PROBLEM REQUIREMENTS
Using the records below, locate all lines containing "name" and return them.

RECORD LIST
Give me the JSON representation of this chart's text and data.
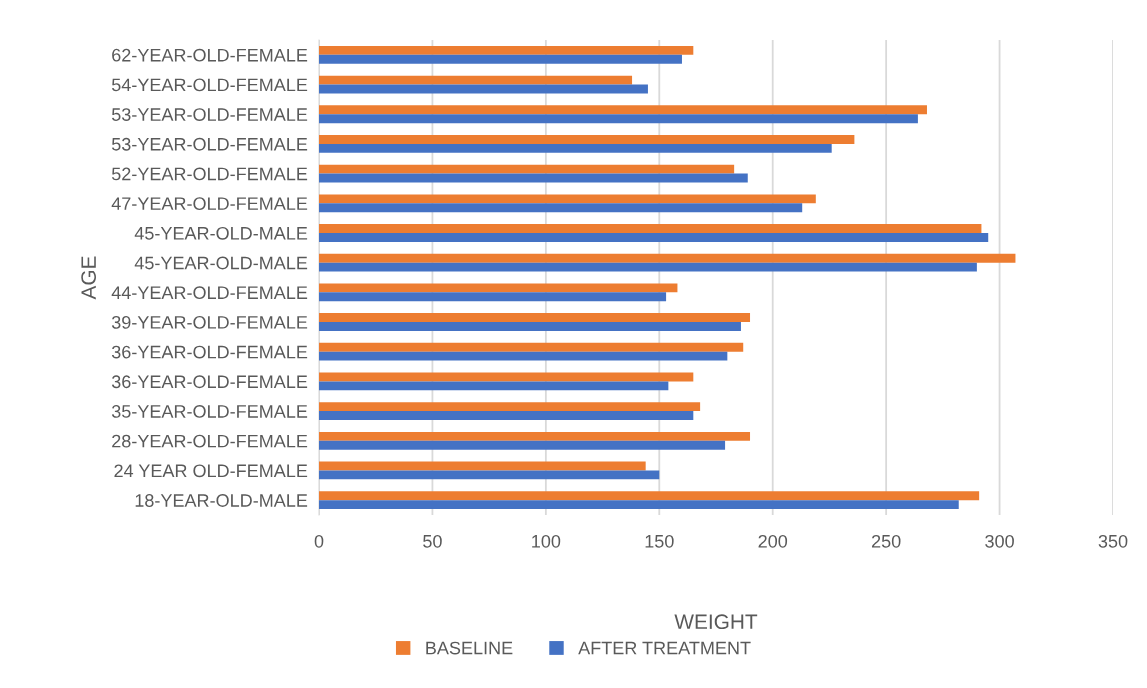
{
  "chart_data": {
    "type": "bar",
    "orientation": "horizontal",
    "xlabel": "WEIGHT",
    "ylabel": "AGE",
    "categories": [
      "62-YEAR-OLD-FEMALE",
      "54-YEAR-OLD-FEMALE",
      "53-YEAR-OLD-FEMALE",
      "53-YEAR-OLD-FEMALE",
      "52-YEAR-OLD-FEMALE",
      "47-YEAR-OLD-FEMALE",
      "45-YEAR-OLD-MALE",
      "45-YEAR-OLD-MALE",
      "44-YEAR-OLD-FEMALE",
      "39-YEAR-OLD-FEMALE",
      "36-YEAR-OLD-FEMALE",
      "36-YEAR-OLD-FEMALE",
      "35-YEAR-OLD-FEMALE",
      "28-YEAR-OLD-FEMALE",
      "24 YEAR OLD-FEMALE",
      "18-YEAR-OLD-MALE"
    ],
    "series": [
      {
        "name": "BASELINE",
        "color": "#ed7d31",
        "values": [
          165,
          138,
          268,
          236,
          183,
          219,
          292,
          307,
          158,
          190,
          187,
          165,
          168,
          190,
          144,
          291
        ]
      },
      {
        "name": "AFTER TREATMENT",
        "color": "#4472c4",
        "values": [
          160,
          145,
          264,
          226,
          189,
          213,
          295,
          290,
          153,
          186,
          180,
          154,
          165,
          179,
          150,
          282
        ]
      }
    ],
    "xlim": [
      0,
      350
    ],
    "xticks": [
      0,
      50,
      100,
      150,
      200,
      250,
      300,
      350
    ],
    "grid": "x",
    "legend": "bottom"
  }
}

WRITTEN RESPONSE
        "name": "BASELINE",
        "name": "AFTER TREATMENT",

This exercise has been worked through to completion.